◆ **WHAT YOU WILL DO**
In the records that follow, locate every line with "wanted" and extract it.

◆ **RECORDS SHOWN**
──────────

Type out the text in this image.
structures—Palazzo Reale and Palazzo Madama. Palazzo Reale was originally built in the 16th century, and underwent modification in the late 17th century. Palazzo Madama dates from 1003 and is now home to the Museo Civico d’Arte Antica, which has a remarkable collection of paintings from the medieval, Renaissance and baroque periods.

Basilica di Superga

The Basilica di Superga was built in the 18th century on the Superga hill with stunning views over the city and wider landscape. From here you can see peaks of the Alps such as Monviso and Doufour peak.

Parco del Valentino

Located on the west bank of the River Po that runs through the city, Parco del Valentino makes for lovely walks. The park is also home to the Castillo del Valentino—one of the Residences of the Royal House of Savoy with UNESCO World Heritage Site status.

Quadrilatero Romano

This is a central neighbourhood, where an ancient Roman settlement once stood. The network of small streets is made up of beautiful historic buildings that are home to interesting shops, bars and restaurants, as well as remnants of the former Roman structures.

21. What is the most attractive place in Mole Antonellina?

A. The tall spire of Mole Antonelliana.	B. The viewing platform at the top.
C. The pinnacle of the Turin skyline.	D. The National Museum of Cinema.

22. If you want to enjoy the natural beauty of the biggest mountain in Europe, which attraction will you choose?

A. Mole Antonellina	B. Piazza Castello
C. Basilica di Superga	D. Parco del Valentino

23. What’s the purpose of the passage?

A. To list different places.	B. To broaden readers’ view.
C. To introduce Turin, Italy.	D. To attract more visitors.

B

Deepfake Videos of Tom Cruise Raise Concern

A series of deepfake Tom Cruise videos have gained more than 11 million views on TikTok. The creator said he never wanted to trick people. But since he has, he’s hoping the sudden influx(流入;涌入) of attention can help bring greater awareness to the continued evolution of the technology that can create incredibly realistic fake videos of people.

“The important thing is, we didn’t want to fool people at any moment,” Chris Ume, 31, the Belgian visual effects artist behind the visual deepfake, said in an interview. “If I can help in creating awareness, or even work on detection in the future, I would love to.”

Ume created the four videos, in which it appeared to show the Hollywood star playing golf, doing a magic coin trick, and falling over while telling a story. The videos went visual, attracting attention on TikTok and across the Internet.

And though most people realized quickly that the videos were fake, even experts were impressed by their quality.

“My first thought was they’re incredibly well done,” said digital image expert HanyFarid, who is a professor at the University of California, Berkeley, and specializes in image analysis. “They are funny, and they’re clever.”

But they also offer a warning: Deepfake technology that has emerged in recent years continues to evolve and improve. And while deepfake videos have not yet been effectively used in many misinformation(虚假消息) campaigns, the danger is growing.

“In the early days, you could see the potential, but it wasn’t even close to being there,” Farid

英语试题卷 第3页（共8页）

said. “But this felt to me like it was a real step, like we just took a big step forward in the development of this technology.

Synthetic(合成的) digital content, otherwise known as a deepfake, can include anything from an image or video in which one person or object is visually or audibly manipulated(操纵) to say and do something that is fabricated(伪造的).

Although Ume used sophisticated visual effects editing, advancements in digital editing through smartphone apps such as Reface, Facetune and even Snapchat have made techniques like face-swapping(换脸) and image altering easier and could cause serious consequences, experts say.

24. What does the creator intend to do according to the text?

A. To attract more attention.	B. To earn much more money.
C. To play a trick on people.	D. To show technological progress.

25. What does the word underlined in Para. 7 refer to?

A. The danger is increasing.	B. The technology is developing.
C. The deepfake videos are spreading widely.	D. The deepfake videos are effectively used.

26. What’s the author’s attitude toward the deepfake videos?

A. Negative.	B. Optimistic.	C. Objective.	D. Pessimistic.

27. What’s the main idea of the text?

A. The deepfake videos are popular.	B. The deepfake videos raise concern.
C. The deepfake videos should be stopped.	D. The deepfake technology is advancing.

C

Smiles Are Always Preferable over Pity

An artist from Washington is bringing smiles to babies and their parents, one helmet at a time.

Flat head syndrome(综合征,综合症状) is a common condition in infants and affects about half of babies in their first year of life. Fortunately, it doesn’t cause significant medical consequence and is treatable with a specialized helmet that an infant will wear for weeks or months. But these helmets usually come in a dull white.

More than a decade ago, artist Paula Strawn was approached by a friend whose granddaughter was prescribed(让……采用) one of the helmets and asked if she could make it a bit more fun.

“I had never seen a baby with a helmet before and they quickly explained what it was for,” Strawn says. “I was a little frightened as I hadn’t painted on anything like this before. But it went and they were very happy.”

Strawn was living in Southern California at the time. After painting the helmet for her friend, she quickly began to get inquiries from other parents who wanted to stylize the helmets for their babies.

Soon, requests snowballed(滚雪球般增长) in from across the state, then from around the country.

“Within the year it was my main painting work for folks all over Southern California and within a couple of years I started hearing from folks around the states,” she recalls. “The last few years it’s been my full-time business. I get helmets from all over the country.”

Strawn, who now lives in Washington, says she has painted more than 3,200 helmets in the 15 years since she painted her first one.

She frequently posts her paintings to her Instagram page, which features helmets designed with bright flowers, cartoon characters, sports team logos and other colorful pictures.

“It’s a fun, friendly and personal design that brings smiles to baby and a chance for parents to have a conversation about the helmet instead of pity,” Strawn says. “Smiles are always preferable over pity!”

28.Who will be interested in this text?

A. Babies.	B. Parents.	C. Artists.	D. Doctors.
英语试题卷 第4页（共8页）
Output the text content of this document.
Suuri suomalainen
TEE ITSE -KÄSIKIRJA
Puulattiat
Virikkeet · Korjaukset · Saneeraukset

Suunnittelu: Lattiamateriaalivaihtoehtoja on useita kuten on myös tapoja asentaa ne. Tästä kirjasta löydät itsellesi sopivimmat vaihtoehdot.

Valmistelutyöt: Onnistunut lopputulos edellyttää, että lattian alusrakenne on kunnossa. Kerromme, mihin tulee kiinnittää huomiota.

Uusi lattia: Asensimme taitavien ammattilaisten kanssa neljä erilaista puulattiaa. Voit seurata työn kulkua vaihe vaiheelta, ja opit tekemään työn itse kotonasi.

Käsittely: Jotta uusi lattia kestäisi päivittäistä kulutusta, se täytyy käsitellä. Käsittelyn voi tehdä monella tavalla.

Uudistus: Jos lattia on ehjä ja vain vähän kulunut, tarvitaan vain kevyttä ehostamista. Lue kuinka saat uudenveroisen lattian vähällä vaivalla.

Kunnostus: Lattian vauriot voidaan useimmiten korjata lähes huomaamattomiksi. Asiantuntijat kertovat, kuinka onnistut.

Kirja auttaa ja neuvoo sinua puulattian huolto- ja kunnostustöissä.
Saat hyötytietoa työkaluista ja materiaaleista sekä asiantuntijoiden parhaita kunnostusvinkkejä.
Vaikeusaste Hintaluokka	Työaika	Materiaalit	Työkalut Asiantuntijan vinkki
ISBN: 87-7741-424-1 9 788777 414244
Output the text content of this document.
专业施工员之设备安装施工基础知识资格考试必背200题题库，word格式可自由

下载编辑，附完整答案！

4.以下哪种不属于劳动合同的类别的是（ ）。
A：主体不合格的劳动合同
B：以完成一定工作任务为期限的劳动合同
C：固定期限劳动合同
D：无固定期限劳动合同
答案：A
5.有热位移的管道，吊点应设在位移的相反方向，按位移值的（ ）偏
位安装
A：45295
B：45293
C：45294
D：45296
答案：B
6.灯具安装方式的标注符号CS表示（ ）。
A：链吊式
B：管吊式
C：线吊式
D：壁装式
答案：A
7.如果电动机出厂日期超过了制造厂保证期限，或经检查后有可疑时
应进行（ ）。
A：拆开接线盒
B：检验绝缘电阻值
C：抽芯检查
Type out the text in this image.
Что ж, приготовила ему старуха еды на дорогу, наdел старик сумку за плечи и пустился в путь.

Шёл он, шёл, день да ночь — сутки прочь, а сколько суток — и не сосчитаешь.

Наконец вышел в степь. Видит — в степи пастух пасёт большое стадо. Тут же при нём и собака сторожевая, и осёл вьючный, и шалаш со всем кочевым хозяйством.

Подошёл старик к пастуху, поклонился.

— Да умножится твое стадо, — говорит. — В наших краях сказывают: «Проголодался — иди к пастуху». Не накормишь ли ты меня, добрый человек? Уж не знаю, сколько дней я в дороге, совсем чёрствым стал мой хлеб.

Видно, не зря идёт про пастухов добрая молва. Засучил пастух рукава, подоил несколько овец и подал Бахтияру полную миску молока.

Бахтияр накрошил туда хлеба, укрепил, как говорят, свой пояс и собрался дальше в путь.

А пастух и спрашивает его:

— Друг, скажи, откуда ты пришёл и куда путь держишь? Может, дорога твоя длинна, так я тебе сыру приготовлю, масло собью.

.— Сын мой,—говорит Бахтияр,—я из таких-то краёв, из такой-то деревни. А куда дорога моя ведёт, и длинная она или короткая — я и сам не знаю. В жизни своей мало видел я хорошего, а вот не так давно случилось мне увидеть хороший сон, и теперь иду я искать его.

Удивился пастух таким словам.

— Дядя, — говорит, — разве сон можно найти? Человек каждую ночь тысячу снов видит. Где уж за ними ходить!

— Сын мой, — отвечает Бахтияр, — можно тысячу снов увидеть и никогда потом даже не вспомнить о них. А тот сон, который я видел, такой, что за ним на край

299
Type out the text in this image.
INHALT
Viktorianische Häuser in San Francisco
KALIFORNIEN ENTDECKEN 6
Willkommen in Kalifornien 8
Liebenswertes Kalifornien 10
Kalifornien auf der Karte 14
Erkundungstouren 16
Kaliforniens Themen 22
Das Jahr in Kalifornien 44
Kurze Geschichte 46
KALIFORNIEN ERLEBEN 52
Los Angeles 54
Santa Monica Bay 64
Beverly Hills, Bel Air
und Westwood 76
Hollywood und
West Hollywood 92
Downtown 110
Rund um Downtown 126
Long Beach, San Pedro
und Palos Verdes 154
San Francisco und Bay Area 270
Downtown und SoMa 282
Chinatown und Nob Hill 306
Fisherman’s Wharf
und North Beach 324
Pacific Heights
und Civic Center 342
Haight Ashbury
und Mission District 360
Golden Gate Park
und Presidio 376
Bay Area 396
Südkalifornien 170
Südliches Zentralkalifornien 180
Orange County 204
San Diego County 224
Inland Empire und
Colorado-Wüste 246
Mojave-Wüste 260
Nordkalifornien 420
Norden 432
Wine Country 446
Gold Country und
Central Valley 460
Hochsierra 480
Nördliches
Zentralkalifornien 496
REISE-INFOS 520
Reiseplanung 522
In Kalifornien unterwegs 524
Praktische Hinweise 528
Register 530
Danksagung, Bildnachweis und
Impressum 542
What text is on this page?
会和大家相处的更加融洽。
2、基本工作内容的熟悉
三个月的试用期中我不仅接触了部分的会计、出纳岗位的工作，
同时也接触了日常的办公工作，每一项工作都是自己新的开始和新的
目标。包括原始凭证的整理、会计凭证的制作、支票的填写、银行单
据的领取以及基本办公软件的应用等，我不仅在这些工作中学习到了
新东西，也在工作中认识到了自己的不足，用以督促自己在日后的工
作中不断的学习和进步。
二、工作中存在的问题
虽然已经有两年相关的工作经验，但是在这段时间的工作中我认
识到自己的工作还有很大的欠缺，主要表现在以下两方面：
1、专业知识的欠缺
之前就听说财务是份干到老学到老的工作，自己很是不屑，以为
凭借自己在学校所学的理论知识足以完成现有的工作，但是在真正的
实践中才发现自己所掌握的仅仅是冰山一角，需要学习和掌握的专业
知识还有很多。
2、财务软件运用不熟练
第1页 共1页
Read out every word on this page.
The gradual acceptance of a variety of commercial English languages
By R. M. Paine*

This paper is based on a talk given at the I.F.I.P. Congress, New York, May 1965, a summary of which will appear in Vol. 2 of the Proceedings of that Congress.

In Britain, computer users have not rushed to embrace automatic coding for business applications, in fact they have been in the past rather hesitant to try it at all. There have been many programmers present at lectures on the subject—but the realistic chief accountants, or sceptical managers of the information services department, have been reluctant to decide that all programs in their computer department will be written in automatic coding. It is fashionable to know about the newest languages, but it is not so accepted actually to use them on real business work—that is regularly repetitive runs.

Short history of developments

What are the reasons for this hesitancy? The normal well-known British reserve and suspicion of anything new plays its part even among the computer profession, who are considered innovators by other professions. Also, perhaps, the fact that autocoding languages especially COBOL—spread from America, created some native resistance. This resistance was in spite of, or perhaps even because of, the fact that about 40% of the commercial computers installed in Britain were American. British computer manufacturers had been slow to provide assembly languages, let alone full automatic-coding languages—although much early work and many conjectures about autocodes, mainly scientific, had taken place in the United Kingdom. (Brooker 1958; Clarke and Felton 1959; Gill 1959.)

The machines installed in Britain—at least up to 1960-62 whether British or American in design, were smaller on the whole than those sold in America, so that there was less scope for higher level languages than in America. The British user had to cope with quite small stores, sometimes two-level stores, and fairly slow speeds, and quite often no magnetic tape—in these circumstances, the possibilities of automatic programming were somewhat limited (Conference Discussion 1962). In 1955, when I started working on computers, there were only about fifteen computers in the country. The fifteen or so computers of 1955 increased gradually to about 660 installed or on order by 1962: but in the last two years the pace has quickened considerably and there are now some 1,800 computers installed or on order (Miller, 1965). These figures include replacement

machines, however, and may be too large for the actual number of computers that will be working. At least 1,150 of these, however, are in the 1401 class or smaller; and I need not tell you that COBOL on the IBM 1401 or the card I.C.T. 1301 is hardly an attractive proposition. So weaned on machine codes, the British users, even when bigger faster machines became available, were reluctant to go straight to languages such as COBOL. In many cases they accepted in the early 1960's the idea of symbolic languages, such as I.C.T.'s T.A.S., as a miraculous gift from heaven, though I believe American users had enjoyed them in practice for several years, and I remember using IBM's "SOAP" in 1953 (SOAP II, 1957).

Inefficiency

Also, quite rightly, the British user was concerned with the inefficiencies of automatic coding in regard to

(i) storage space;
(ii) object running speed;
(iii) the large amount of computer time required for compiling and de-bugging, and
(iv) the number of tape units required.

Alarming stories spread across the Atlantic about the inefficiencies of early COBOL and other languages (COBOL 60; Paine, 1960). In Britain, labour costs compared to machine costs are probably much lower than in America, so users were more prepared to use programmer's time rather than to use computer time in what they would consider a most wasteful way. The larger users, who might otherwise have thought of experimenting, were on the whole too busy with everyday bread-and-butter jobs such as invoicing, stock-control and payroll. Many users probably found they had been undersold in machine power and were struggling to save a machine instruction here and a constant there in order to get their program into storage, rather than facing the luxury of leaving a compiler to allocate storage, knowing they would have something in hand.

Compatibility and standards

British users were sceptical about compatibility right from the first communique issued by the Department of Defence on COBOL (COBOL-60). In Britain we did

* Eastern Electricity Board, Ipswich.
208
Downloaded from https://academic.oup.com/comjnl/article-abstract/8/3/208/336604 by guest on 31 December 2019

──────────

◆ **SOLVED PROBLEM**
A series of deepfake Tom Cruise videos have gained more than 11 million views on TikTok. The creator said he never wanted to trick people. But since he has, he’s hoping the sudden influx(流入;涌入) of attention can help bring greater awareness to the continued evolution of the technology that can create incredibly realistic fake videos of people.
Strawn was living in Southern California at the time. After painting the helmet for her friend, she quickly began to get inquiries from other parents who wanted to stylize the helmets for their babies.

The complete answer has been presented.